Aim:
Find the lines below that contain the string "Displacement". Copy each one.

Dataset rows:
———
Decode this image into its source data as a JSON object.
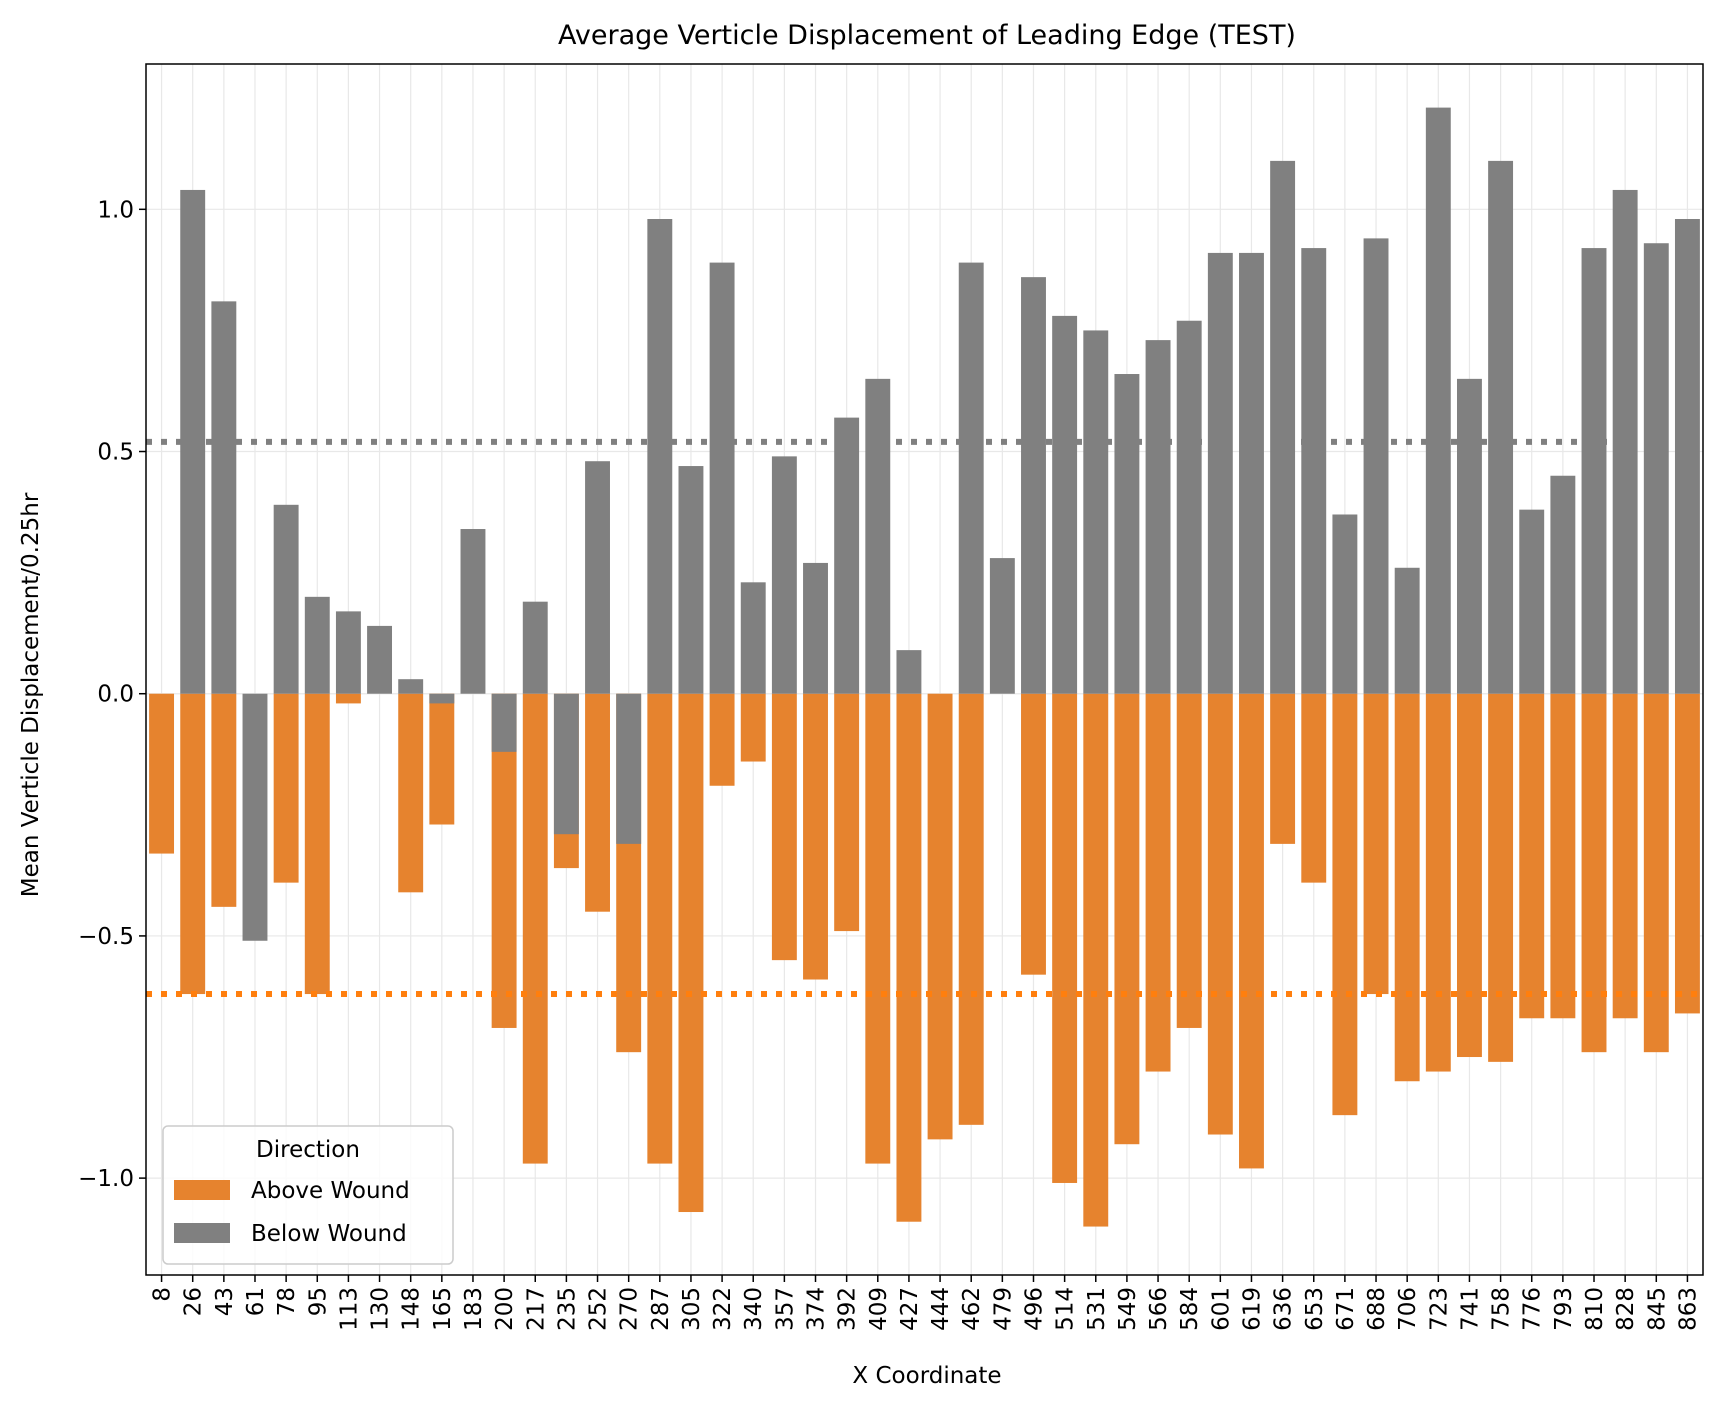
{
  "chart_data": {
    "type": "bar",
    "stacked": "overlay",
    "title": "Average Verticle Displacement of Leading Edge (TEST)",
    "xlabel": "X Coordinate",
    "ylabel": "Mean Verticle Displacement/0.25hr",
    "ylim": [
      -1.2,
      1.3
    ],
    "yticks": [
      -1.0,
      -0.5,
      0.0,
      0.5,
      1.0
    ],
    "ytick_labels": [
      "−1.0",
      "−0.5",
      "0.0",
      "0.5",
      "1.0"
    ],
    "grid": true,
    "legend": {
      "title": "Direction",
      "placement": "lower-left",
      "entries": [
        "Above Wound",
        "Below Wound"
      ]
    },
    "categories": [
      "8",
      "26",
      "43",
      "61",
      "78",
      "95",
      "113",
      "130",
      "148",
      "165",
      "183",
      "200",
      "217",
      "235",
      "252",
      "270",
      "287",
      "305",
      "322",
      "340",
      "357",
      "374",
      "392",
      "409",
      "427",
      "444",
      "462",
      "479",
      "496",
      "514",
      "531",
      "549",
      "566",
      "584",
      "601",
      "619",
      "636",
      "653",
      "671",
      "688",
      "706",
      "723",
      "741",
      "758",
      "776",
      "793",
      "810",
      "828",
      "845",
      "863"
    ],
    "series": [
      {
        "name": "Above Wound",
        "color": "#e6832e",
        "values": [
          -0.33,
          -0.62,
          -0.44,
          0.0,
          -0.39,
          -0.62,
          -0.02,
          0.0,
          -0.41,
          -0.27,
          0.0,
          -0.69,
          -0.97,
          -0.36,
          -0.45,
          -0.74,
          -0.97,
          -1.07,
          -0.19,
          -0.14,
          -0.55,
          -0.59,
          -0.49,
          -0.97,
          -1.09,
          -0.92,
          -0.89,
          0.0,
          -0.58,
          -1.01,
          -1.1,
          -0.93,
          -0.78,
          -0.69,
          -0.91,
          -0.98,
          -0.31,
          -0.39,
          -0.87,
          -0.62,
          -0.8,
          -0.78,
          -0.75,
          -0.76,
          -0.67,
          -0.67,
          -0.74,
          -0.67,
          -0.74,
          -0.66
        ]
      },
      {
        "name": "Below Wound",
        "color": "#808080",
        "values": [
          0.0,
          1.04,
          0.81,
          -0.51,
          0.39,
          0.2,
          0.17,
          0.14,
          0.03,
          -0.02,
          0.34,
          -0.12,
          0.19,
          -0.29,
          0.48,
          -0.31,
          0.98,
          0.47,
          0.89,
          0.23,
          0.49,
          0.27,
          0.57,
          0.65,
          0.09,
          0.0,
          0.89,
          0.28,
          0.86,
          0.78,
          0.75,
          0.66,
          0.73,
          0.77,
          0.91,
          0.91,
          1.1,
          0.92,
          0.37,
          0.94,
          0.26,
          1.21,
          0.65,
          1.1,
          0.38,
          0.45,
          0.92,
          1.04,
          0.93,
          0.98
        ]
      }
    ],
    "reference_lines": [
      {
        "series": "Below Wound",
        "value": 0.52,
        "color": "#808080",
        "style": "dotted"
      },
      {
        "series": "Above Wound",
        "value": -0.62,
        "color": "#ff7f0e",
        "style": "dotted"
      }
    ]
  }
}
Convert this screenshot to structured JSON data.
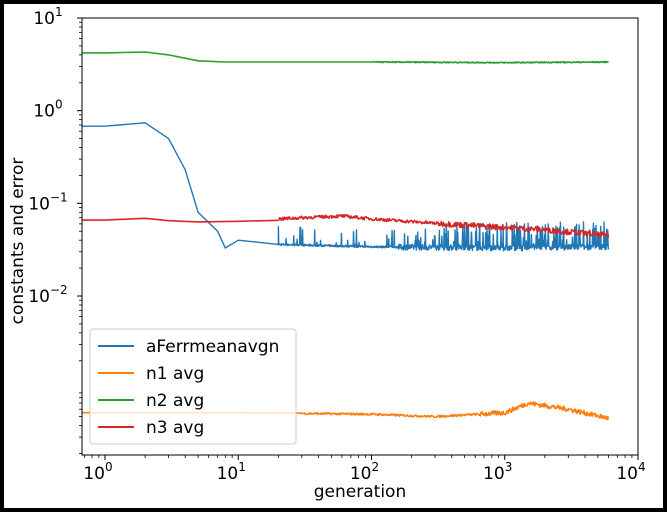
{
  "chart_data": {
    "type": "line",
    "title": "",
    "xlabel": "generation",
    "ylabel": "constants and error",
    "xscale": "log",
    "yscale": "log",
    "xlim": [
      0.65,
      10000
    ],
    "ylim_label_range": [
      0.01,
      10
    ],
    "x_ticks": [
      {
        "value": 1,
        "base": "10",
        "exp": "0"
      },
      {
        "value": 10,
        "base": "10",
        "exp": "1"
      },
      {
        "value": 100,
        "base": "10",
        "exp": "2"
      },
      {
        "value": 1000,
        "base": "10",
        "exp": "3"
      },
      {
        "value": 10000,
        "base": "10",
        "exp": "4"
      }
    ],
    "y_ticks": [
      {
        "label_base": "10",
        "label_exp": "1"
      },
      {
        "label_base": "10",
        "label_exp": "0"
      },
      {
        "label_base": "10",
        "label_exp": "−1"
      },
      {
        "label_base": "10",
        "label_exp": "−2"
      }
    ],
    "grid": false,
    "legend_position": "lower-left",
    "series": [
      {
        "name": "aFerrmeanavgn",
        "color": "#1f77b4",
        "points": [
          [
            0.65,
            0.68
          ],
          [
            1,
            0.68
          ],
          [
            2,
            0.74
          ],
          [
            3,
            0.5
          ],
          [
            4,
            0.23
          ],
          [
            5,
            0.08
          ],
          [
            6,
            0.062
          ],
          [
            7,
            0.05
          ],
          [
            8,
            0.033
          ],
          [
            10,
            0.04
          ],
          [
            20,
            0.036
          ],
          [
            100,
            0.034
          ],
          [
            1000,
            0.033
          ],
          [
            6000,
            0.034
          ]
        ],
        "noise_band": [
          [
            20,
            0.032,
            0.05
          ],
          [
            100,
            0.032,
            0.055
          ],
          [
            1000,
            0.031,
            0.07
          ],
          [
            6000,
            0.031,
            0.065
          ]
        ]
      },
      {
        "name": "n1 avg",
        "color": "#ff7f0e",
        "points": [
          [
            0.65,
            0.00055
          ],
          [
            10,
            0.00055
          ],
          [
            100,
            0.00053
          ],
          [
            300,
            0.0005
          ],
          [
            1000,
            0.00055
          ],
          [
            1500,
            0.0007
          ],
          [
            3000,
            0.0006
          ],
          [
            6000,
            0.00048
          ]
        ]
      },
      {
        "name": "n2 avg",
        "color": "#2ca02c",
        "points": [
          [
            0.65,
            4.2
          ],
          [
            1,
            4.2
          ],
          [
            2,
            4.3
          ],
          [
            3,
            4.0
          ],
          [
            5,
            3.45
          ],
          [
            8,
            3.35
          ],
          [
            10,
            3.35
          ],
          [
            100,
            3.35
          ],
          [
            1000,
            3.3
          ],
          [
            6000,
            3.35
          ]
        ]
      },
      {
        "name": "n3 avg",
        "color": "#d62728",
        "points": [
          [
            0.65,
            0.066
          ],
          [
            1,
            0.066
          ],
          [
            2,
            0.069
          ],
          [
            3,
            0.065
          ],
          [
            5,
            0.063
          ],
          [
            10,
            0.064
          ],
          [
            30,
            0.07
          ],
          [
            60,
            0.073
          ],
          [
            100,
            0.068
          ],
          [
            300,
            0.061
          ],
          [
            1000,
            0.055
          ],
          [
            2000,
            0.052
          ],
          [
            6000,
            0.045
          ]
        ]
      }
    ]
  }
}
———
Result for this exercise:
    "title": "Average Verticle Displacement of Leading Edge (TEST)",
    "ylabel": "Mean Verticle Displacement/0.25hr",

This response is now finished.